* **Exercise**:
The listing below must be repeated word for word, with its images excluded.

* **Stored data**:
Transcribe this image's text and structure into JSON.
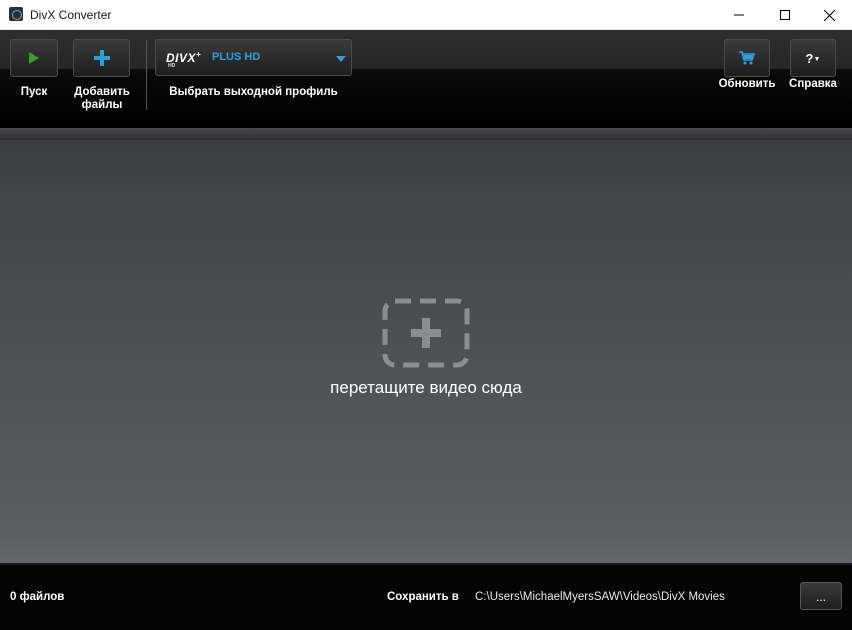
{
  "window": {
    "title": "DivX Converter"
  },
  "toolbar": {
    "start_label": "Пуск",
    "add_files_label": "Добавить файлы",
    "profile": {
      "logo": "DIVX",
      "logo_plus": "+",
      "logo_hd": "HD",
      "name": "PLUS HD",
      "label": "Выбрать выходной профиль"
    },
    "update_label": "Обновить",
    "help_label": "Справка",
    "help_glyph": "?"
  },
  "main": {
    "drop_text": "перетащите видео сюда"
  },
  "status": {
    "file_count": "0 файлов",
    "save_label": "Сохранить в",
    "save_path": "C:\\Users\\MichaelMyersSAW\\Videos\\DivX Movies",
    "browse_label": "..."
  },
  "icons": {
    "start": "play-icon",
    "add": "plus-icon",
    "update": "cart-icon",
    "help": "help-icon",
    "drop": "add-drop-icon"
  },
  "colors": {
    "accent": "#2aa0d8",
    "play": "#3a9a2a"
  }
}
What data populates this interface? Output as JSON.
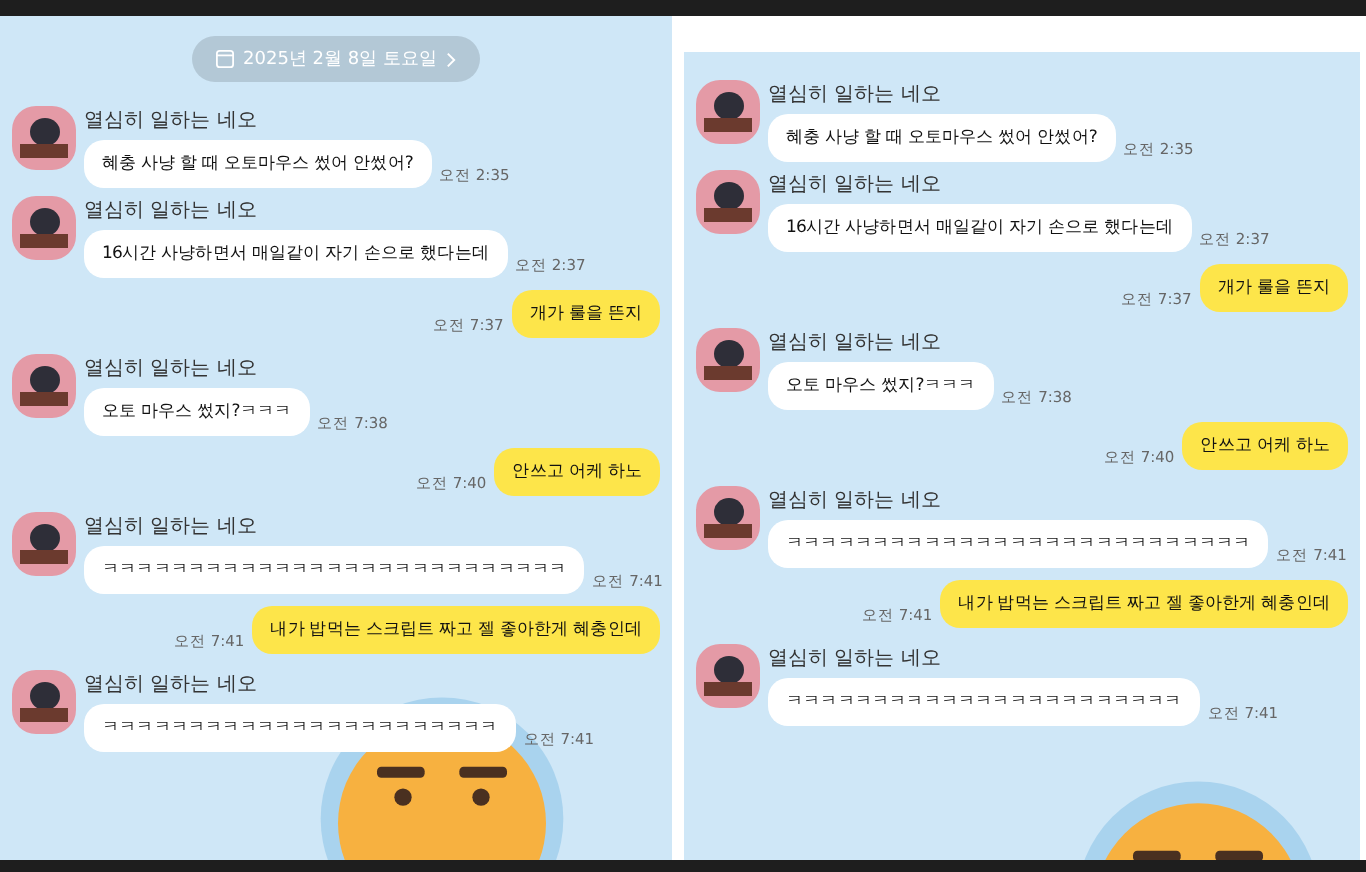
{
  "panels": [
    {
      "date_label": "2025년 2월 8일 토요일",
      "messages": [
        {
          "kind": "received",
          "sender": "열심히 일하는 네오",
          "text": "혜충 사냥 할 때 오토마우스 썼어 안썼어?",
          "time": "오전 2:35"
        },
        {
          "kind": "received",
          "sender": "열심히 일하는 네오",
          "text": "16시간 사냥하면서 매일같이 자기 손으로 했다는데",
          "time": "오전 2:37"
        },
        {
          "kind": "sent",
          "text": "개가 룰을 뜬지",
          "time": "오전 7:37"
        },
        {
          "kind": "received",
          "sender": "열심히 일하는 네오",
          "text": "오토 마우스 썼지?ㅋㅋㅋ",
          "time": "오전 7:38"
        },
        {
          "kind": "sent",
          "text": "안쓰고 어케 하노",
          "time": "오전 7:40"
        },
        {
          "kind": "received",
          "sender": "열심히 일하는 네오",
          "text": "ㅋㅋㅋㅋㅋㅋㅋㅋㅋㅋㅋㅋㅋㅋㅋㅋㅋㅋㅋㅋㅋㅋㅋㅋㅋㅋㅋ",
          "time": "오전 7:41"
        },
        {
          "kind": "sent",
          "text": "내가 밥먹는 스크립트 짜고 젤 좋아한게 혜충인데",
          "time": "오전 7:41"
        },
        {
          "kind": "received",
          "sender": "열심히 일하는 네오",
          "text": "ㅋㅋㅋㅋㅋㅋㅋㅋㅋㅋㅋㅋㅋㅋㅋㅋㅋㅋㅋㅋㅋㅋㅋ",
          "time": "오전 7:41"
        }
      ]
    },
    {
      "messages": [
        {
          "kind": "received",
          "sender": "열심히 일하는 네오",
          "text": "혜충 사냥 할 때 오토마우스 썼어 안썼어?",
          "time": "오전 2:35"
        },
        {
          "kind": "received",
          "sender": "열심히 일하는 네오",
          "text": "16시간 사냥하면서 매일같이 자기 손으로 했다는데",
          "time": "오전 2:37"
        },
        {
          "kind": "sent",
          "text": "개가 룰을 뜬지",
          "time": "오전 7:37"
        },
        {
          "kind": "received",
          "sender": "열심히 일하는 네오",
          "text": "오토 마우스 썼지?ㅋㅋㅋ",
          "time": "오전 7:38"
        },
        {
          "kind": "sent",
          "text": "안쓰고 어케 하노",
          "time": "오전 7:40"
        },
        {
          "kind": "received",
          "sender": "열심히 일하는 네오",
          "text": "ㅋㅋㅋㅋㅋㅋㅋㅋㅋㅋㅋㅋㅋㅋㅋㅋㅋㅋㅋㅋㅋㅋㅋㅋㅋㅋㅋ",
          "time": "오전 7:41"
        },
        {
          "kind": "sent",
          "text": "내가 밥먹는 스크립트 짜고 젤 좋아한게 혜충인데",
          "time": "오전 7:41"
        },
        {
          "kind": "received",
          "sender": "열심히 일하는 네오",
          "text": "ㅋㅋㅋㅋㅋㅋㅋㅋㅋㅋㅋㅋㅋㅋㅋㅋㅋㅋㅋㅋㅋㅋㅋ",
          "time": "오전 7:41"
        }
      ]
    }
  ]
}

* **Problem solution**:
Transcribe this image's text and structure into JSON.
{
  "window": {
    "title": "DivX Converter"
  },
  "toolbar": {
    "start_label": "Пуск",
    "add_files_label": "Добавить файлы",
    "profile": {
      "logo": "DIVX",
      "logo_plus": "+",
      "logo_hd": "HD",
      "name": "PLUS HD",
      "label": "Выбрать выходной профиль"
    },
    "update_label": "Обновить",
    "help_label": "Справка",
    "help_glyph": "?"
  },
  "main": {
    "drop_text": "перетащите видео сюда"
  },
  "status": {
    "file_count": "0 файлов",
    "save_label": "Сохранить в",
    "save_path": "C:\\Users\\MichaelMyersSAW\\Videos\\DivX Movies",
    "browse_label": "..."
  },
  "icons": {
    "start": "play-icon",
    "add": "plus-icon",
    "update": "cart-icon",
    "help": "help-icon",
    "drop": "add-drop-icon"
  },
  "colors": {
    "accent": "#2aa0d8",
    "play": "#3a9a2a"
  }
}
What data populates this interface? Output as JSON.
{
  "panels": [
    {
      "date_label": "2025년 2월 8일 토요일",
      "messages": [
        {
          "kind": "received",
          "sender": "열심히 일하는 네오",
          "text": "혜충 사냥 할 때 오토마우스 썼어 안썼어?",
          "time": "오전 2:35"
        },
        {
          "kind": "received",
          "sender": "열심히 일하는 네오",
          "text": "16시간 사냥하면서 매일같이 자기 손으로 했다는데",
          "time": "오전 2:37"
        },
        {
          "kind": "sent",
          "text": "개가 룰을 뜬지",
          "time": "오전 7:37"
        },
        {
          "kind": "received",
          "sender": "열심히 일하는 네오",
          "text": "오토 마우스 썼지?ㅋㅋㅋ",
          "time": "오전 7:38"
        },
        {
          "kind": "sent",
          "text": "안쓰고 어케 하노",
          "time": "오전 7:40"
        },
        {
          "kind": "received",
          "sender": "열심히 일하는 네오",
          "text": "ㅋㅋㅋㅋㅋㅋㅋㅋㅋㅋㅋㅋㅋㅋㅋㅋㅋㅋㅋㅋㅋㅋㅋㅋㅋㅋㅋ",
          "time": "오전 7:41"
        },
        {
          "kind": "sent",
          "text": "내가 밥먹는 스크립트 짜고 젤 좋아한게 혜충인데",
          "time": "오전 7:41"
        },
        {
          "kind": "received",
          "sender": "열심히 일하는 네오",
          "text": "ㅋㅋㅋㅋㅋㅋㅋㅋㅋㅋㅋㅋㅋㅋㅋㅋㅋㅋㅋㅋㅋㅋㅋ",
          "time": "오전 7:41"
        }
      ]
    },
    {
      "messages": [
        {
          "kind": "received",
          "sender": "열심히 일하는 네오",
          "text": "혜충 사냥 할 때 오토마우스 썼어 안썼어?",
          "time": "오전 2:35"
        },
        {
          "kind": "received",
          "sender": "열심히 일하는 네오",
          "text": "16시간 사냥하면서 매일같이 자기 손으로 했다는데",
          "time": "오전 2:37"
        },
        {
          "kind": "sent",
          "text": "개가 룰을 뜬지",
          "time": "오전 7:37"
        },
        {
          "kind": "received",
          "sender": "열심히 일하는 네오",
          "text": "오토 마우스 썼지?ㅋㅋㅋ",
          "time": "오전 7:38"
        },
        {
          "kind": "sent",
          "text": "안쓰고 어케 하노",
          "time": "오전 7:40"
        },
        {
          "kind": "received",
          "sender": "열심히 일하는 네오",
          "text": "ㅋㅋㅋㅋㅋㅋㅋㅋㅋㅋㅋㅋㅋㅋㅋㅋㅋㅋㅋㅋㅋㅋㅋㅋㅋㅋㅋ",
          "time": "오전 7:41"
        },
        {
          "kind": "sent",
          "text": "내가 밥먹는 스크립트 짜고 젤 좋아한게 혜충인데",
          "time": "오전 7:41"
        },
        {
          "kind": "received",
          "sender": "열심히 일하는 네오",
          "text": "ㅋㅋㅋㅋㅋㅋㅋㅋㅋㅋㅋㅋㅋㅋㅋㅋㅋㅋㅋㅋㅋㅋㅋ",
          "time": "오전 7:41"
        }
      ]
    }
  ]
}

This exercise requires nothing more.